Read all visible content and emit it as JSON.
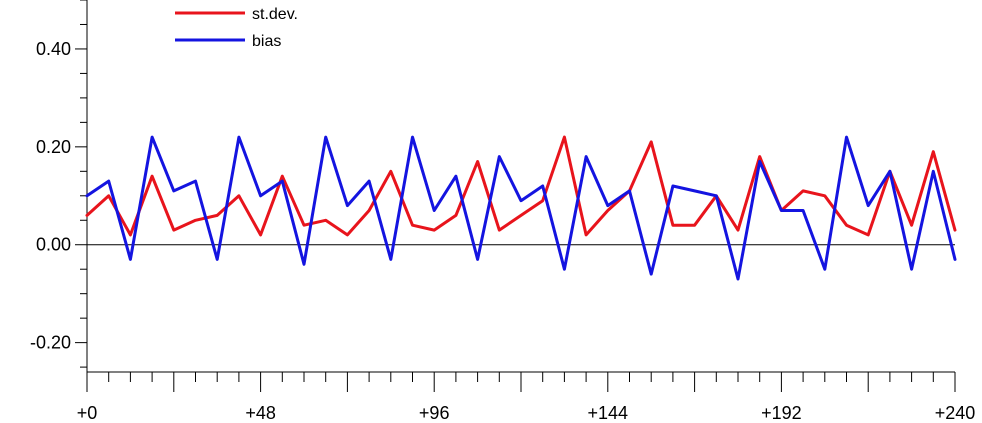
{
  "chart_data": {
    "type": "line",
    "title": "",
    "xlabel": "",
    "ylabel": "",
    "xlim": [
      0,
      240
    ],
    "ylim": [
      -0.26,
      0.5
    ],
    "x_ticks": [
      0,
      48,
      96,
      144,
      192,
      240
    ],
    "x_tick_labels": [
      "+0",
      "+48",
      "+96",
      "+144",
      "+192",
      "+240"
    ],
    "y_ticks": [
      -0.2,
      0.0,
      0.2,
      0.4
    ],
    "y_tick_labels": [
      "-0.20",
      "0.00",
      "0.20",
      "0.40"
    ],
    "zero_line": true,
    "grid": false,
    "legend_position": "top-left",
    "series": [
      {
        "name": "st.dev.",
        "color": "#e8141c",
        "x": [
          0,
          6,
          12,
          18,
          24,
          30,
          36,
          42,
          48,
          54,
          60,
          66,
          72,
          78,
          84,
          90,
          96,
          102,
          108,
          114,
          120,
          126,
          132,
          138,
          144,
          150,
          156,
          162,
          168,
          174,
          180,
          186,
          192,
          198,
          204,
          210,
          216,
          222,
          228,
          234,
          240
        ],
        "y": [
          0.06,
          0.1,
          0.02,
          0.14,
          0.03,
          0.05,
          0.06,
          0.1,
          0.02,
          0.14,
          0.04,
          0.05,
          0.02,
          0.07,
          0.15,
          0.04,
          0.03,
          0.06,
          0.17,
          0.03,
          0.06,
          0.09,
          0.22,
          0.02,
          0.07,
          0.11,
          0.21,
          0.04,
          0.04,
          0.1,
          0.03,
          0.18,
          0.07,
          0.11,
          0.1,
          0.04,
          0.02,
          0.15,
          0.04,
          0.19,
          0.03
        ]
      },
      {
        "name": "bias",
        "color": "#1414e0",
        "x": [
          0,
          6,
          12,
          18,
          24,
          30,
          36,
          42,
          48,
          54,
          60,
          66,
          72,
          78,
          84,
          90,
          96,
          102,
          108,
          114,
          120,
          126,
          132,
          138,
          144,
          150,
          156,
          162,
          168,
          174,
          180,
          186,
          192,
          198,
          204,
          210,
          216,
          222,
          228,
          234,
          240
        ],
        "y": [
          0.1,
          0.13,
          -0.03,
          0.22,
          0.11,
          0.13,
          -0.03,
          0.22,
          0.1,
          0.13,
          -0.04,
          0.22,
          0.08,
          0.13,
          -0.03,
          0.22,
          0.07,
          0.14,
          -0.03,
          0.18,
          0.09,
          0.12,
          -0.05,
          0.18,
          0.08,
          0.11,
          -0.06,
          0.12,
          0.11,
          0.1,
          -0.07,
          0.17,
          0.07,
          0.07,
          -0.05,
          0.22,
          0.08,
          0.15,
          -0.05,
          0.15,
          -0.03
        ]
      }
    ]
  }
}
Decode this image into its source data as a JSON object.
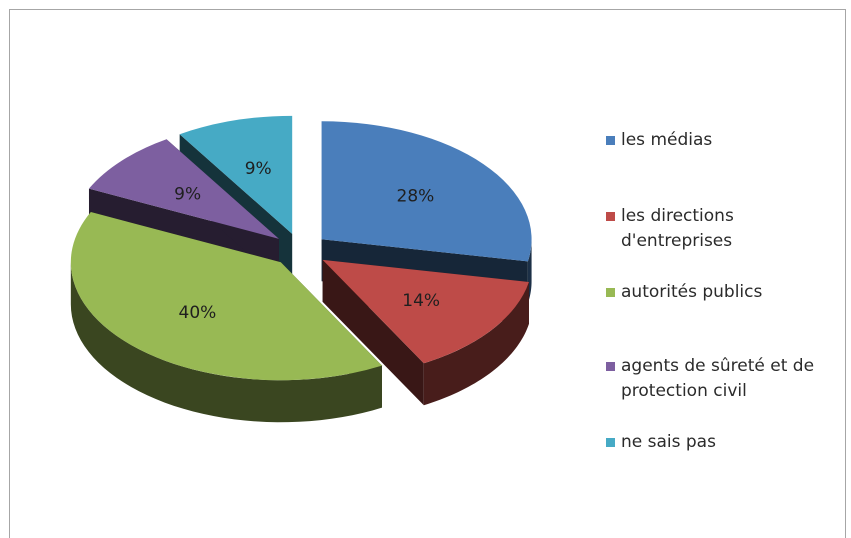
{
  "chart_data": {
    "type": "pie",
    "three_d": true,
    "exploded": true,
    "legend_position": "right",
    "slices": [
      {
        "label": "les médias",
        "value": 28,
        "value_label": "28%",
        "color": "#4a7ebb"
      },
      {
        "label": "les directions d'entreprises",
        "value": 14,
        "value_label": "14%",
        "color": "#be4b48"
      },
      {
        "label": "autorités publics",
        "value": 40,
        "value_label": "40%",
        "color": "#98b954"
      },
      {
        "label": "agents de sûreté et de protection civil",
        "value": 9,
        "value_label": "9%",
        "color": "#7d5fa0"
      },
      {
        "label": "ne sais pas",
        "value": 9,
        "value_label": "9%",
        "color": "#46aac5"
      }
    ]
  }
}
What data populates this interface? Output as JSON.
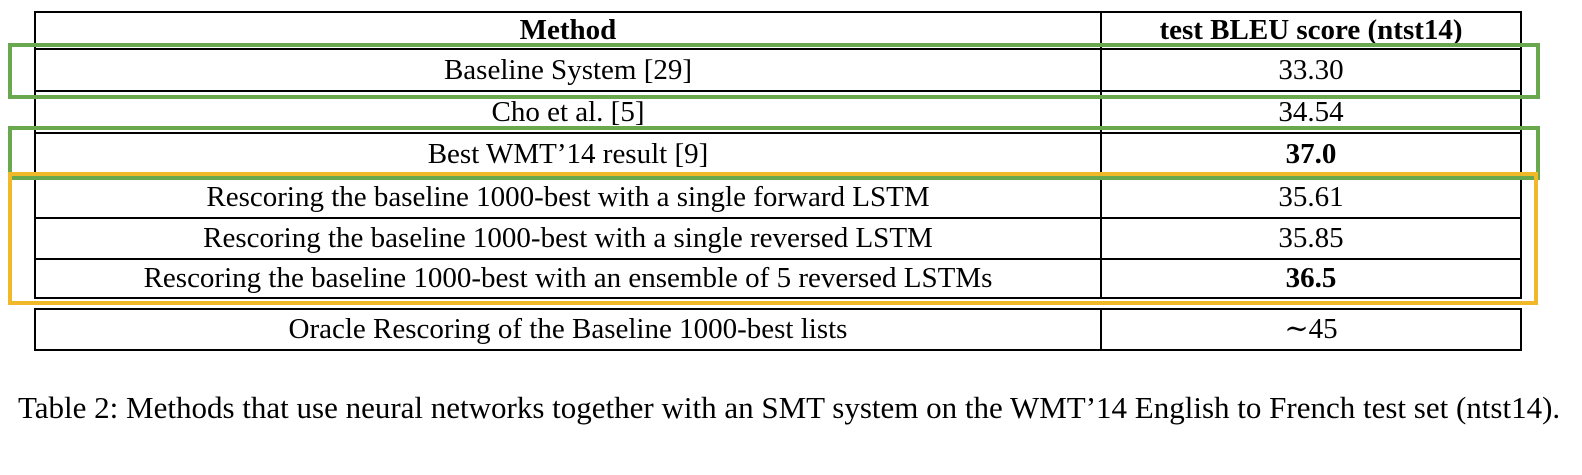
{
  "table": {
    "columns": [
      "Method",
      "test BLEU score (ntst14)"
    ],
    "rows": [
      {
        "method": "Baseline System [29]",
        "score": "33.30",
        "bold": false
      },
      {
        "method": "Cho et al. [5]",
        "score": "34.54",
        "bold": false
      },
      {
        "method": "Best WMT’14 result [9]",
        "score": "37.0",
        "bold": true
      },
      {
        "method": "Rescoring the baseline 1000-best with a single forward LSTM",
        "score": "35.61",
        "bold": false
      },
      {
        "method": "Rescoring the baseline 1000-best with a single reversed LSTM",
        "score": "35.85",
        "bold": false
      },
      {
        "method": "Rescoring the baseline 1000-best with an ensemble of 5 reversed LSTMs",
        "score": "36.5",
        "bold": true
      },
      {
        "method": "Oracle Rescoring of the Baseline 1000-best lists",
        "score": "∼45",
        "bold": false
      }
    ]
  },
  "highlights": {
    "green_color": "#6aa84f",
    "orange_color": "#f1b92a"
  },
  "caption": "Table 2: Methods that use neural networks together with an SMT system on the WMT’14 English to French test set (ntst14)."
}
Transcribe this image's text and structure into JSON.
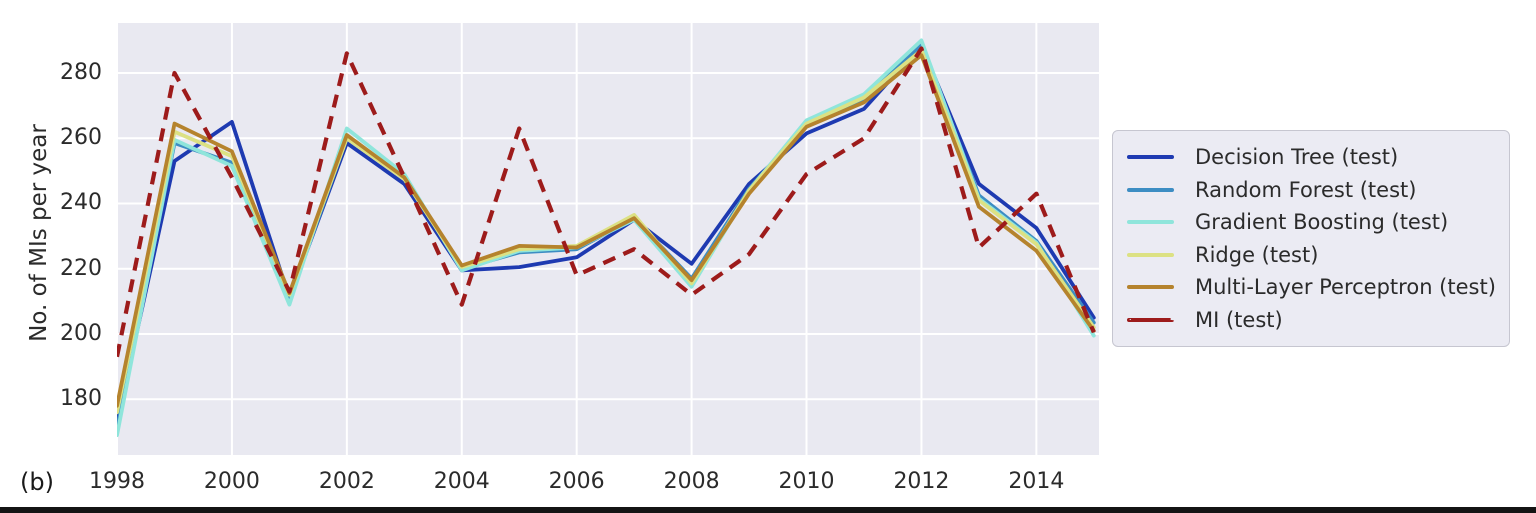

-*-

### TO BE DONE
Extract every line from the records above that contains the word "JSON".

### EXPECTED OUTPUT
Read all visible content and emit it as JSON.
Decode this image into its source data as a JSON object.
What data populates this interface? Output as JSON.
Transcribe this image's text and structure into JSON.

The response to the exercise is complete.